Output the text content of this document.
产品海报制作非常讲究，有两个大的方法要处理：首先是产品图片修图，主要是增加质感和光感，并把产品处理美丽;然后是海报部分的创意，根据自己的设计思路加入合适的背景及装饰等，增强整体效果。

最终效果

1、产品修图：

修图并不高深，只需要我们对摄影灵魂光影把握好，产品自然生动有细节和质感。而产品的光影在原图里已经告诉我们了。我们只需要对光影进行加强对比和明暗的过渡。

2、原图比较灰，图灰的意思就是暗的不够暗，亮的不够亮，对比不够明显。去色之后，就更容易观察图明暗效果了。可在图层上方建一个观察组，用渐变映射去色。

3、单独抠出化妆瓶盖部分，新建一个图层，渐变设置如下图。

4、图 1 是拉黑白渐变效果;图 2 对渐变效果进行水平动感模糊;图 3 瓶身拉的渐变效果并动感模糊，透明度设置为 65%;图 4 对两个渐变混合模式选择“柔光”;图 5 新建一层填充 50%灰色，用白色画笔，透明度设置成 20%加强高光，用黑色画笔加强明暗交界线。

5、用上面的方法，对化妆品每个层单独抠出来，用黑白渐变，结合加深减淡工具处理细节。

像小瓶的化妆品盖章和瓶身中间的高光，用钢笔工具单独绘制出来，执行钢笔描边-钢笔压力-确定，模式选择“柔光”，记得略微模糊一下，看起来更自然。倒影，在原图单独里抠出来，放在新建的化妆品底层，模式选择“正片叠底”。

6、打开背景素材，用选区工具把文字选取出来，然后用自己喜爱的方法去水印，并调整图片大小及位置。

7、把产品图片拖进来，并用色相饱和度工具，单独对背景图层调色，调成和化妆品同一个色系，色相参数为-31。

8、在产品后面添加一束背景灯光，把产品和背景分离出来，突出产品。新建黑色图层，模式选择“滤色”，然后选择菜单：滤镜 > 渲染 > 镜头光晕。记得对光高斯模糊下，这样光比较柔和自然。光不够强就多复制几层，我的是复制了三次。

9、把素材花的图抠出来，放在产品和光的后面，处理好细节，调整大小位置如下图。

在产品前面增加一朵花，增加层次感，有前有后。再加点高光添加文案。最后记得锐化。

=======

◆ TASK BRIEF: Each line of the material should be echoed exactly.

◆ SOLUTION FOR THIS TASK:
Output the text content of this document.
产品海报制作非常讲究，有两个大的方法要处理：首先是产品图片修图，主要是增加质感和光感，并把产品处理美丽;然后是海报部分的创意，根据自己的设计思路加入合适的背景及装饰等，增强整体效果。

最终效果

1、产品修图：

修图并不高深，只需要我们对摄影灵魂光影把握好，产品自然生动有细节和质感。而产品的光影在原图里已经告诉我们了。我们只需要对光影进行加强对比和明暗的过渡。

2、原图比较灰，图灰的意思就是暗的不够暗，亮的不够亮，对比不够明显。去色之后，就更容易观察图明暗效果了。可在图层上方建一个观察组，用渐变映射去色。

3、单独抠出化妆瓶盖部分，新建一个图层，渐变设置如下图。

4、图 1 是拉黑白渐变效果;图 2 对渐变效果进行水平动感模糊;图 3 瓶身拉的渐变效果并动感模糊，透明度设置为 65%;图 4 对两个渐变混合模式选择“柔光”;图 5 新建一层填充 50%灰色，用白色画笔，透明度设置成 20%加强高光，用黑色画笔加强明暗交界线。

5、用上面的方法，对化妆品每个层单独抠出来，用黑白渐变，结合加深减淡工具处理细节。

像小瓶的化妆品盖章和瓶身中间的高光，用钢笔工具单独绘制出来，执行钢笔描边-钢笔压力-确定，模式选择“柔光”，记得略微模糊一下，看起来更自然。倒影，在原图单独里抠出来，放在新建的化妆品底层，模式选择“正片叠底”。

6、打开背景素材，用选区工具把文字选取出来，然后用自己喜爱的方法去水印，并调整图片大小及位置。

7、把产品图片拖进来，并用色相饱和度工具，单独对背景图层调色，调成和化妆品同一个色系，色相参数为-31。

8、在产品后面添加一束背景灯光，把产品和背景分离出来，突出产品。新建黑色图层，模式选择“滤色”，然后选择菜单：滤镜 > 渲染 > 镜头光晕。记得对光高斯模糊下，这样光比较柔和自然。光不够强就多复制几层，我的是复制了三次。

9、把素材花的图抠出来，放在产品和光的后面，处理好细节，调整大小位置如下图。

在产品前面增加一朵花，增加层次感，有前有后。再加点高光添加文案。最后记得锐化。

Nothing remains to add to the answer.